*Given task*:
Reproduce all the lines below exactly and omit the images.

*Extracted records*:

============

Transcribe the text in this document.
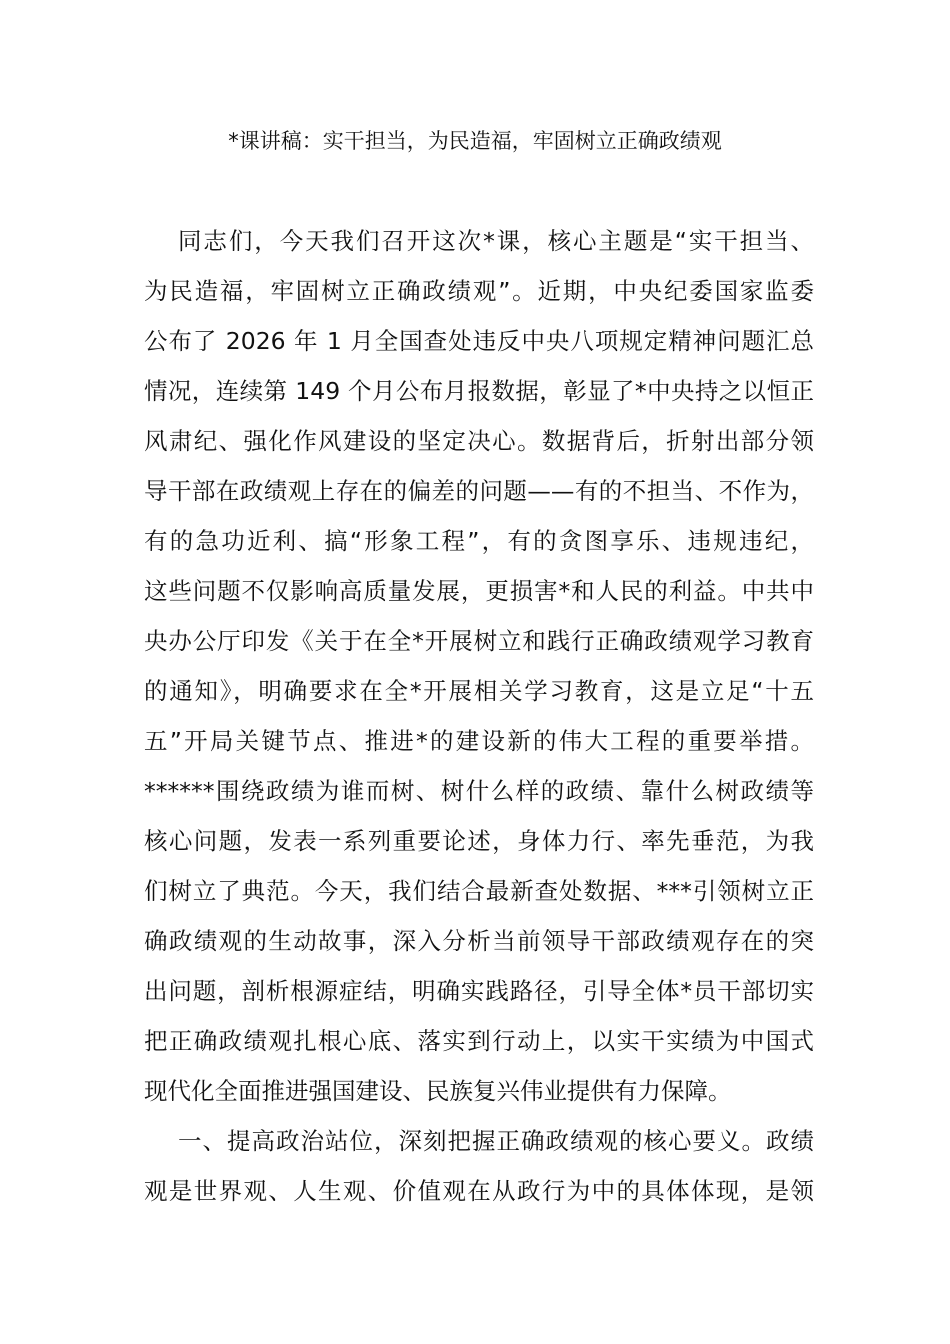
*课讲稿：实干担当，为民造福，牢固树立正确政绩观
同志们，今天我们召开这次*课，核心主题是“实干担当、
为民造福，牢固树立正确政绩观”。近期，中央纪委国家监委
公布了 2026 年 1 月全国查处违反中央八项规定精神问题汇总
情况，连续第 149 个月公布月报数据，彰显了*中央持之以恒正
风肃纪、强化作风建设的坚定决心。数据背后，折射出部分领
导干部在政绩观上存在的偏差的问题——有的不担当、不作为，
有的急功近利、搞“形象工程”，有的贪图享乐、违规违纪，
这些问题不仅影响高质量发展，更损害*和人民的利益。中共中
央办公厅印发《关于在全*开展树立和践行正确政绩观学习教育
的通知》，明确要求在全*开展相关学习教育，这是立足“十五
五”开局关键节点、推进*的建设新的伟大工程的重要举措。
******围绕政绩为谁而树、树什么样的政绩、靠什么树政绩等
核心问题，发表一系列重要论述，身体力行、率先垂范，为我
们树立了典范。今天，我们结合最新查处数据、***引领树立正
确政绩观的生动故事，深入分析当前领导干部政绩观存在的突
出问题，剖析根源症结，明确实践路径，引导全体*员干部切实
把正确政绩观扎根心底、落实到行动上，以实干实绩为中国式
现代化全面推进强国建设、民族复兴伟业提供有力保障。
一、提高政治站位，深刻把握正确政绩观的核心要义。政绩
观是世界观、人生观、价值观在从政行为中的具体体现，是领
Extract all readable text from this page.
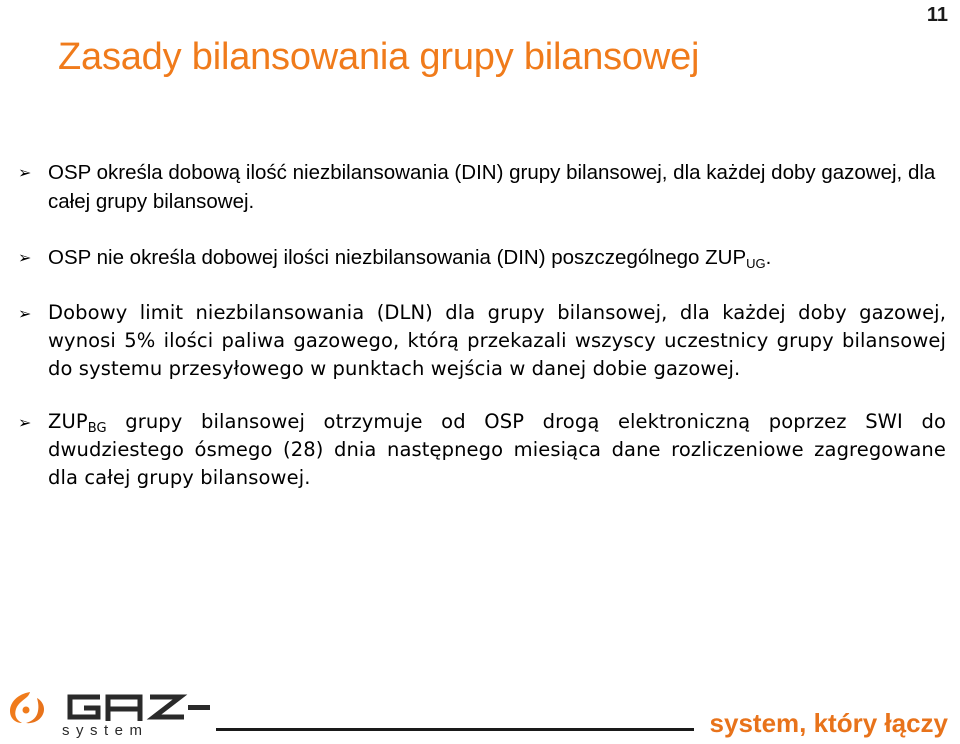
11
Zasady bilansowania grupy bilansowej
➢ OSP określa dobową ilość niezbilansowania (DIN) grupy bilansowej, dla każdej doby gazowej, dla całej grupy bilansowej.
➢ OSP nie określa dobowej ilości niezbilansowania (DIN) poszczególnego $ZUP_{UG}$.
➢ Dobowy limit niezbilansowania (DLN) dla grupy bilansowej, dla każdej doby gazowej, wynosi 5% ilości paliwa gazowego, którą przekazali wszyscy uczestnicy grupy bilansowej do systemu przesyłowego w punktach wejścia w danej dobie gazowej.
➢ $ZUP_{BG}$ grupy bilansowej otrzymuje od OSP drogą elektroniczną poprzez SWI do dwudziestego ósmego (28) dnia następnego miesiąca dane rozliczeniowe zagregowane dla całej grupy bilansowej.
system	system, który łączy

============

*Complete output*:
Transcribe the text in this document.
*课讲稿：实干担当，为民造福，牢固树立正确政绩观
同志们，今天我们召开这次*课，核心主题是“实干担当、
为民造福，牢固树立正确政绩观”。近期，中央纪委国家监委
公布了 2026 年 1 月全国查处违反中央八项规定精神问题汇总
情况，连续第 149 个月公布月报数据，彰显了*中央持之以恒正
风肃纪、强化作风建设的坚定决心。数据背后，折射出部分领
导干部在政绩观上存在的偏差的问题——有的不担当、不作为，
有的急功近利、搞“形象工程”，有的贪图享乐、违规违纪，
这些问题不仅影响高质量发展，更损害*和人民的利益。中共中
央办公厅印发《关于在全*开展树立和践行正确政绩观学习教育
的通知》，明确要求在全*开展相关学习教育，这是立足“十五
五”开局关键节点、推进*的建设新的伟大工程的重要举措。
******围绕政绩为谁而树、树什么样的政绩、靠什么树政绩等
核心问题，发表一系列重要论述，身体力行、率先垂范，为我
们树立了典范。今天，我们结合最新查处数据、***引领树立正
确政绩观的生动故事，深入分析当前领导干部政绩观存在的突
出问题，剖析根源症结，明确实践路径，引导全体*员干部切实
把正确政绩观扎根心底、落实到行动上，以实干实绩为中国式
现代化全面推进强国建设、民族复兴伟业提供有力保障。
一、提高政治站位，深刻把握正确政绩观的核心要义。政绩
观是世界观、人生观、价值观在从政行为中的具体体现，是领
Extract all readable text from this page.
11
Zasady bilansowania grupy bilansowej
➢ OSP określa dobową ilość niezbilansowania (DIN) grupy bilansowej, dla każdej doby gazowej, dla całej grupy bilansowej.
➢ OSP nie określa dobowej ilości niezbilansowania (DIN) poszczególnego $ZUP_{UG}$.
➢ Dobowy limit niezbilansowania (DLN) dla grupy bilansowej, dla każdej doby gazowej, wynosi 5% ilości paliwa gazowego, którą przekazali wszyscy uczestnicy grupy bilansowej do systemu przesyłowego w punktach wejścia w danej dobie gazowej.
➢ $ZUP_{BG}$ grupy bilansowej otrzymuje od OSP drogą elektroniczną poprzez SWI do dwudziestego ósmego (28) dnia następnego miesiąca dane rozliczeniowe zagregowane dla całej grupy bilansowej.
system	system, który łączy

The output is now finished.